Without altering anything, repeat each of the records.

══ Input for this task ══

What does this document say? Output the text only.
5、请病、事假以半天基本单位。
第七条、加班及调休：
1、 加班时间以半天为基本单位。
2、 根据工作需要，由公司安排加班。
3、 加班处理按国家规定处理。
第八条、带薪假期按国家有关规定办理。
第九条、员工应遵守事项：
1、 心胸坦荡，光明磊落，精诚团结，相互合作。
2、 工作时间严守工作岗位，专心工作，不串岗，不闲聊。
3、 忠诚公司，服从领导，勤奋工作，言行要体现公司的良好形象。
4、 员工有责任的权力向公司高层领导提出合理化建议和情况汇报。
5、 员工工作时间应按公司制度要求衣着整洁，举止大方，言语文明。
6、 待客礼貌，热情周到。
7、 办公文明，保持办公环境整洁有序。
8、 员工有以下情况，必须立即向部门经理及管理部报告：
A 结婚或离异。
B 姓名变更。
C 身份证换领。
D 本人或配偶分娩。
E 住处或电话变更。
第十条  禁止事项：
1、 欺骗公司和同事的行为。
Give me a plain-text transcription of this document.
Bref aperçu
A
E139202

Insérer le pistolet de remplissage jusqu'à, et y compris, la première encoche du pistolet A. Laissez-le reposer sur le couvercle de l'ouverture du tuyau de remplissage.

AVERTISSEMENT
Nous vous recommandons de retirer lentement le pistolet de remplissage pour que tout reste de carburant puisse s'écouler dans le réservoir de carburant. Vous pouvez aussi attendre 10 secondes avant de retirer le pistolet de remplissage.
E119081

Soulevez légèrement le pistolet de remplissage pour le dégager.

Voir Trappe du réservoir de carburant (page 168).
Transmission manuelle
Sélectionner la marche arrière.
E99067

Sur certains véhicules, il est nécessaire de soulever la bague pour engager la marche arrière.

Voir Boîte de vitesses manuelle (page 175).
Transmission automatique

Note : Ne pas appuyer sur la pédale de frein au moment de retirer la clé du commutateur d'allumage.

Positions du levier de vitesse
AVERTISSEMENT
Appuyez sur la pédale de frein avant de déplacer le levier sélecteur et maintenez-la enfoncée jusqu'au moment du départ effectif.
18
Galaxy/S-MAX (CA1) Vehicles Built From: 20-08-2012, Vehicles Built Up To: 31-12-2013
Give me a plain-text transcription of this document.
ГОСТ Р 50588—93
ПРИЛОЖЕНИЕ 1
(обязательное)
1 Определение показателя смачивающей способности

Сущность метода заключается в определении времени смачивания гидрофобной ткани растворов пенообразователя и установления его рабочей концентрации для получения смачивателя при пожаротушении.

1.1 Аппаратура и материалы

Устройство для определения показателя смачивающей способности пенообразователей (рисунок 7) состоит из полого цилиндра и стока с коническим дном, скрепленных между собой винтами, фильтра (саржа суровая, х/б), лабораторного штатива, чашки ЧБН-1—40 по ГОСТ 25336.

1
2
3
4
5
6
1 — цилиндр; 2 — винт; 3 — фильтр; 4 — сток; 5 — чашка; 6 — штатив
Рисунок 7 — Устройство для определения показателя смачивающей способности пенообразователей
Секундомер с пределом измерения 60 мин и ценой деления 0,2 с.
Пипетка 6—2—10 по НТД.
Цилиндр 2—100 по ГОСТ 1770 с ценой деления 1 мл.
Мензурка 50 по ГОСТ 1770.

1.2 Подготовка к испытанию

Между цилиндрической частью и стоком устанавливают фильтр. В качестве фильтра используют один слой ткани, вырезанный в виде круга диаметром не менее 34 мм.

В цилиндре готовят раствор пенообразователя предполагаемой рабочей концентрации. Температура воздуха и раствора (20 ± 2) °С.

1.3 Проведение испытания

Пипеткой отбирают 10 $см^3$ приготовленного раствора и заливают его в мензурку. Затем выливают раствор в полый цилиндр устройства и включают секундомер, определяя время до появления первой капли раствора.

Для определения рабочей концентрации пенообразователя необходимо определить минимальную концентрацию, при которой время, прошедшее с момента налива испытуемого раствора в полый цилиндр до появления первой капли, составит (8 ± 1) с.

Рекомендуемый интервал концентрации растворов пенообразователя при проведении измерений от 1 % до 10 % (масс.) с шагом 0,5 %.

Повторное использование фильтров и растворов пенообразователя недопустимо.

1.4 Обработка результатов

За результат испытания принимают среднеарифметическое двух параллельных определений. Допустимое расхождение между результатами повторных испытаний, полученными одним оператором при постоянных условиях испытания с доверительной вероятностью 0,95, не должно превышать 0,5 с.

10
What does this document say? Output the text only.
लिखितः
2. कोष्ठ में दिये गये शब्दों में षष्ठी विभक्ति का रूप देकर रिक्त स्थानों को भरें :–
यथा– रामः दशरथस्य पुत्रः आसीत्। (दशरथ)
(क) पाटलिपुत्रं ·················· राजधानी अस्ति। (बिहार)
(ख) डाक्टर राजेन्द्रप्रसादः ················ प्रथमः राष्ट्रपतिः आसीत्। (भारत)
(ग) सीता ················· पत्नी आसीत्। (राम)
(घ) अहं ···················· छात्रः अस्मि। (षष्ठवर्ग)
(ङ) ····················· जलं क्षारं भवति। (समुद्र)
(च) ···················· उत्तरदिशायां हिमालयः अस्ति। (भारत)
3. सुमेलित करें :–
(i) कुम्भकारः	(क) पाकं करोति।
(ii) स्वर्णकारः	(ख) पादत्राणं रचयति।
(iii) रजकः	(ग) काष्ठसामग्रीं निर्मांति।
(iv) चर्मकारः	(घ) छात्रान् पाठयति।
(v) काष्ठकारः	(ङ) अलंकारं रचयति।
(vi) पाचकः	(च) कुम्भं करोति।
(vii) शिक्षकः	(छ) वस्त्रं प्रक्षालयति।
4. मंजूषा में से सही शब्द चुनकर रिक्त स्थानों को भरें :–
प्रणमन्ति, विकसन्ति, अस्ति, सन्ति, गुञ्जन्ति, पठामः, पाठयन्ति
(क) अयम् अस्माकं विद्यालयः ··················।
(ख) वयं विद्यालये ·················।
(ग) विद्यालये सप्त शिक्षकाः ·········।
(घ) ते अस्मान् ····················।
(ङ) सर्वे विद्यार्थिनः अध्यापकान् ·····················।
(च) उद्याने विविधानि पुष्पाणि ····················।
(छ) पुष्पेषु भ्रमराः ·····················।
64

═══

▶ **Answer for this exercise**
What does this document say? Output the text only.
5、请病、事假以半天基本单位。
第七条、加班及调休：
1、 加班时间以半天为基本单位。
2、 根据工作需要，由公司安排加班。
3、 加班处理按国家规定处理。
第八条、带薪假期按国家有关规定办理。
第九条、员工应遵守事项：
1、 心胸坦荡，光明磊落，精诚团结，相互合作。
2、 工作时间严守工作岗位，专心工作，不串岗，不闲聊。
3、 忠诚公司，服从领导，勤奋工作，言行要体现公司的良好形象。
4、 员工有责任的权力向公司高层领导提出合理化建议和情况汇报。
5、 员工工作时间应按公司制度要求衣着整洁，举止大方，言语文明。
6、 待客礼貌，热情周到。
7、 办公文明，保持办公环境整洁有序。
8、 员工有以下情况，必须立即向部门经理及管理部报告：
A 结婚或离异。
B 姓名变更。
C 身份证换领。
D 本人或配偶分娩。
E 住处或电话变更。
第十条  禁止事项：
1、 欺骗公司和同事的行为。
Give me a plain-text transcription of this document.
Bref aperçu
A
E139202

Insérer le pistolet de remplissage jusqu'à, et y compris, la première encoche du pistolet A. Laissez-le reposer sur le couvercle de l'ouverture du tuyau de remplissage.

AVERTISSEMENT
Nous vous recommandons de retirer lentement le pistolet de remplissage pour que tout reste de carburant puisse s'écouler dans le réservoir de carburant. Vous pouvez aussi attendre 10 secondes avant de retirer le pistolet de remplissage.
E119081

Soulevez légèrement le pistolet de remplissage pour le dégager.

Voir Trappe du réservoir de carburant (page 168).
Transmission manuelle
Sélectionner la marche arrière.
E99067

Sur certains véhicules, il est nécessaire de soulever la bague pour engager la marche arrière.

Voir Boîte de vitesses manuelle (page 175).
Transmission automatique

Note : Ne pas appuyer sur la pédale de frein au moment de retirer la clé du commutateur d'allumage.

Positions du levier de vitesse
AVERTISSEMENT
Appuyez sur la pédale de frein avant de déplacer le levier sélecteur et maintenez-la enfoncée jusqu'au moment du départ effectif.
18
Galaxy/S-MAX (CA1) Vehicles Built From: 20-08-2012, Vehicles Built Up To: 31-12-2013
Give me a plain-text transcription of this document.
ГОСТ Р 50588—93
ПРИЛОЖЕНИЕ 1
(обязательное)
1 Определение показателя смачивающей способности

Сущность метода заключается в определении времени смачивания гидрофобной ткани растворов пенообразователя и установления его рабочей концентрации для получения смачивателя при пожаротушении.

1.1 Аппаратура и материалы

Устройство для определения показателя смачивающей способности пенообразователей (рисунок 7) состоит из полого цилиндра и стока с коническим дном, скрепленных между собой винтами, фильтра (саржа суровая, х/б), лабораторного штатива, чашки ЧБН-1—40 по ГОСТ 25336.

1
2
3
4
5
6
1 — цилиндр; 2 — винт; 3 — фильтр; 4 — сток; 5 — чашка; 6 — штатив
Рисунок 7 — Устройство для определения показателя смачивающей способности пенообразователей
Секундомер с пределом измерения 60 мин и ценой деления 0,2 с.
Пипетка 6—2—10 по НТД.
Цилиндр 2—100 по ГОСТ 1770 с ценой деления 1 мл.
Мензурка 50 по ГОСТ 1770.

1.2 Подготовка к испытанию

Между цилиндрической частью и стоком устанавливают фильтр. В качестве фильтра используют один слой ткани, вырезанный в виде круга диаметром не менее 34 мм.

В цилиндре готовят раствор пенообразователя предполагаемой рабочей концентрации. Температура воздуха и раствора (20 ± 2) °С.

1.3 Проведение испытания

Пипеткой отбирают 10 $см^3$ приготовленного раствора и заливают его в мензурку. Затем выливают раствор в полый цилиндр устройства и включают секундомер, определяя время до появления первой капли раствора.

Для определения рабочей концентрации пенообразователя необходимо определить минимальную концентрацию, при которой время, прошедшее с момента налива испытуемого раствора в полый цилиндр до появления первой капли, составит (8 ± 1) с.

Рекомендуемый интервал концентрации растворов пенообразователя при проведении измерений от 1 % до 10 % (масс.) с шагом 0,5 %.

Повторное использование фильтров и растворов пенообразователя недопустимо.

1.4 Обработка результатов

За результат испытания принимают среднеарифметическое двух параллельных определений. Допустимое расхождение между результатами повторных испытаний, полученными одним оператором при постоянных условиях испытания с доверительной вероятностью 0,95, не должно превышать 0,5 с.

10
What does this document say? Output the text only.
लिखितः
2. कोष्ठ में दिये गये शब्दों में षष्ठी विभक्ति का रूप देकर रिक्त स्थानों को भरें :–
यथा– रामः दशरथस्य पुत्रः आसीत्। (दशरथ)
(क) पाटलिपुत्रं ·················· राजधानी अस्ति। (बिहार)
(ख) डाक्टर राजेन्द्रप्रसादः ················ प्रथमः राष्ट्रपतिः आसीत्। (भारत)
(ग) सीता ················· पत्नी आसीत्। (राम)
(घ) अहं ···················· छात्रः अस्मि। (षष्ठवर्ग)
(ङ) ····················· जलं क्षारं भवति। (समुद्र)
(च) ···················· उत्तरदिशायां हिमालयः अस्ति। (भारत)
3. सुमेलित करें :–
(i) कुम्भकारः	(क) पाकं करोति।
(ii) स्वर्णकारः	(ख) पादत्राणं रचयति।
(iii) रजकः	(ग) काष्ठसामग्रीं निर्मांति।
(iv) चर्मकारः	(घ) छात्रान् पाठयति।
(v) काष्ठकारः	(ङ) अलंकारं रचयति।
(vi) पाचकः	(च) कुम्भं करोति।
(vii) शिक्षकः	(छ) वस्त्रं प्रक्षालयति।
4. मंजूषा में से सही शब्द चुनकर रिक्त स्थानों को भरें :–
प्रणमन्ति, विकसन्ति, अस्ति, सन्ति, गुञ्जन्ति, पठामः, पाठयन्ति
(क) अयम् अस्माकं विद्यालयः ··················।
(ख) वयं विद्यालये ·················।
(ग) विद्यालये सप्त शिक्षकाः ·········।
(घ) ते अस्मान् ····················।
(ङ) सर्वे विद्यार्थिनः अध्यापकान् ·····················।
(च) उद्याने विविधानि पुष्पाणि ····················।
(छ) पुष्पेषु भ्रमराः ·····················।
64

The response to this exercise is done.